| MATERIALS PROVIDED |

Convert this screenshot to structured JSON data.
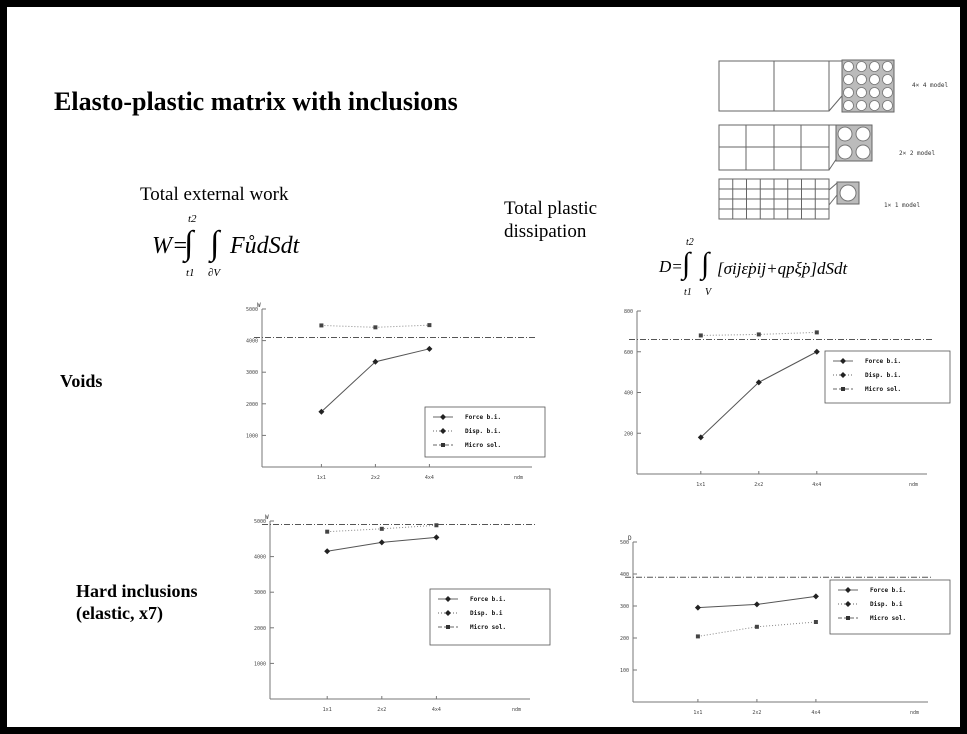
{
  "slide": {
    "title": "Elasto-plastic matrix with inclusions",
    "work_caption": "Total external work",
    "dissipation_caption": [
      "Total plastic",
      "dissipation"
    ],
    "row_labels": {
      "voids": "Voids",
      "hard_line1": "Hard inclusions",
      "hard_line2": "(elastic, x7)"
    },
    "formula_work": {
      "lhs": "W=",
      "upper": "t2",
      "lower1": "t1",
      "lower2": "∂V",
      "integrand": "FůdSdt"
    },
    "formula_dissipation": {
      "lhs": "D=",
      "upper": "t2",
      "lower1": "t1",
      "lower2": "V",
      "integrand": "[σijε̇pij+qpξ̇p]dSdt"
    }
  },
  "model_diagram": {
    "labels": [
      "4× 4 model",
      "2× 2 model",
      "1× 1 model"
    ]
  },
  "chart_data": [
    {
      "id": "voids-work",
      "type": "line",
      "title": "",
      "ylabel": "W",
      "xlabel": "ndm",
      "categories": [
        "1x1",
        "2x2",
        "4x4"
      ],
      "tick_labels_x": [
        "1x1",
        "2x2",
        "4x4"
      ],
      "yticks": [
        1000,
        2000,
        3000,
        4000,
        5000
      ],
      "ylim": [
        0,
        5000
      ],
      "reference_value": 4100,
      "legend": [
        "Force b.i.",
        "Disp. b.i.",
        "Micro sol."
      ],
      "legend_position": "bottom-right",
      "series": [
        {
          "name": "Force b.i.",
          "values": [
            1750,
            3330,
            3740
          ]
        },
        {
          "name": "Disp. b.i.",
          "values": [
            4480,
            4420,
            4490
          ]
        }
      ]
    },
    {
      "id": "voids-dissipation",
      "type": "line",
      "title": "",
      "ylabel": "",
      "xlabel": "ndm",
      "categories": [
        "1x1",
        "2x2",
        "4x4"
      ],
      "tick_labels_x": [
        "1x1",
        "2x2",
        "4x4"
      ],
      "yticks": [
        200,
        400,
        600,
        800
      ],
      "ylim": [
        0,
        800
      ],
      "reference_value": 660,
      "legend": [
        "Force b.i.",
        "Disp. b.i.",
        "Micro sol."
      ],
      "legend_position": "top-right",
      "series": [
        {
          "name": "Force b.i.",
          "values": [
            180,
            450,
            600
          ]
        },
        {
          "name": "Disp. b.i.",
          "values": [
            680,
            685,
            695
          ]
        }
      ]
    },
    {
      "id": "hard-work",
      "type": "line",
      "title": "",
      "ylabel": "W",
      "xlabel": "ndm",
      "categories": [
        "1x1",
        "2x2",
        "4x4"
      ],
      "tick_labels_x": [
        "1x1",
        "2x2",
        "4x4"
      ],
      "yticks": [
        1000,
        2000,
        3000,
        4000,
        5000
      ],
      "ylim": [
        0,
        5000
      ],
      "reference_value": 4900,
      "legend": [
        "Force b.i.",
        "Disp. b.i",
        "Micro sol."
      ],
      "legend_position": "bottom-right",
      "series": [
        {
          "name": "Force b.i.",
          "values": [
            4150,
            4400,
            4540
          ]
        },
        {
          "name": "Disp. b.i",
          "values": [
            4700,
            4780,
            4880
          ]
        }
      ]
    },
    {
      "id": "hard-dissipation",
      "type": "line",
      "title": "",
      "ylabel": "D",
      "xlabel": "ndm",
      "categories": [
        "1x1",
        "2x2",
        "4x4"
      ],
      "tick_labels_x": [
        "1x1",
        "2x2",
        "4x4"
      ],
      "yticks": [
        100,
        200,
        300,
        400,
        500
      ],
      "ylim": [
        0,
        500
      ],
      "reference_value": 390,
      "legend": [
        "Force b.i.",
        "Disp. b.i",
        "Micro sol."
      ],
      "legend_position": "top-right",
      "series": [
        {
          "name": "Force b.i.",
          "values": [
            295,
            305,
            330
          ]
        },
        {
          "name": "Disp. b.i",
          "values": [
            205,
            235,
            250
          ]
        }
      ]
    }
  ]
}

| WRITTEN INSTRUCTION |
All of the lines above should be retyped precisely, apart from the pictures.

| EXERCISE SOLUTION |
Convert this screenshot to structured JSON data.
{
  "slide": {
    "title": "Elasto-plastic matrix with inclusions",
    "work_caption": "Total external work",
    "dissipation_caption": [
      "Total plastic",
      "dissipation"
    ],
    "row_labels": {
      "voids": "Voids",
      "hard_line1": "Hard inclusions",
      "hard_line2": "(elastic, x7)"
    },
    "formula_work": {
      "lhs": "W=",
      "upper": "t2",
      "lower1": "t1",
      "lower2": "∂V",
      "integrand": "FůdSdt"
    },
    "formula_dissipation": {
      "lhs": "D=",
      "upper": "t2",
      "lower1": "t1",
      "lower2": "V",
      "integrand": "[σijε̇pij+qpξ̇p]dSdt"
    }
  },
  "model_diagram": {
    "labels": [
      "4× 4 model",
      "2× 2 model",
      "1× 1 model"
    ]
  },
  "chart_data": [
    {
      "id": "voids-work",
      "type": "line",
      "title": "",
      "ylabel": "W",
      "xlabel": "ndm",
      "categories": [
        "1x1",
        "2x2",
        "4x4"
      ],
      "tick_labels_x": [
        "1x1",
        "2x2",
        "4x4"
      ],
      "yticks": [
        1000,
        2000,
        3000,
        4000,
        5000
      ],
      "ylim": [
        0,
        5000
      ],
      "reference_value": 4100,
      "legend": [
        "Force b.i.",
        "Disp. b.i.",
        "Micro sol."
      ],
      "legend_position": "bottom-right",
      "series": [
        {
          "name": "Force b.i.",
          "values": [
            1750,
            3330,
            3740
          ]
        },
        {
          "name": "Disp. b.i.",
          "values": [
            4480,
            4420,
            4490
          ]
        }
      ]
    },
    {
      "id": "voids-dissipation",
      "type": "line",
      "title": "",
      "ylabel": "",
      "xlabel": "ndm",
      "categories": [
        "1x1",
        "2x2",
        "4x4"
      ],
      "tick_labels_x": [
        "1x1",
        "2x2",
        "4x4"
      ],
      "yticks": [
        200,
        400,
        600,
        800
      ],
      "ylim": [
        0,
        800
      ],
      "reference_value": 660,
      "legend": [
        "Force b.i.",
        "Disp. b.i.",
        "Micro sol."
      ],
      "legend_position": "top-right",
      "series": [
        {
          "name": "Force b.i.",
          "values": [
            180,
            450,
            600
          ]
        },
        {
          "name": "Disp. b.i.",
          "values": [
            680,
            685,
            695
          ]
        }
      ]
    },
    {
      "id": "hard-work",
      "type": "line",
      "title": "",
      "ylabel": "W",
      "xlabel": "ndm",
      "categories": [
        "1x1",
        "2x2",
        "4x4"
      ],
      "tick_labels_x": [
        "1x1",
        "2x2",
        "4x4"
      ],
      "yticks": [
        1000,
        2000,
        3000,
        4000,
        5000
      ],
      "ylim": [
        0,
        5000
      ],
      "reference_value": 4900,
      "legend": [
        "Force b.i.",
        "Disp. b.i",
        "Micro sol."
      ],
      "legend_position": "bottom-right",
      "series": [
        {
          "name": "Force b.i.",
          "values": [
            4150,
            4400,
            4540
          ]
        },
        {
          "name": "Disp. b.i",
          "values": [
            4700,
            4780,
            4880
          ]
        }
      ]
    },
    {
      "id": "hard-dissipation",
      "type": "line",
      "title": "",
      "ylabel": "D",
      "xlabel": "ndm",
      "categories": [
        "1x1",
        "2x2",
        "4x4"
      ],
      "tick_labels_x": [
        "1x1",
        "2x2",
        "4x4"
      ],
      "yticks": [
        100,
        200,
        300,
        400,
        500
      ],
      "ylim": [
        0,
        500
      ],
      "reference_value": 390,
      "legend": [
        "Force b.i.",
        "Disp. b.i",
        "Micro sol."
      ],
      "legend_position": "top-right",
      "series": [
        {
          "name": "Force b.i.",
          "values": [
            295,
            305,
            330
          ]
        },
        {
          "name": "Disp. b.i",
          "values": [
            205,
            235,
            250
          ]
        }
      ]
    }
  ]
}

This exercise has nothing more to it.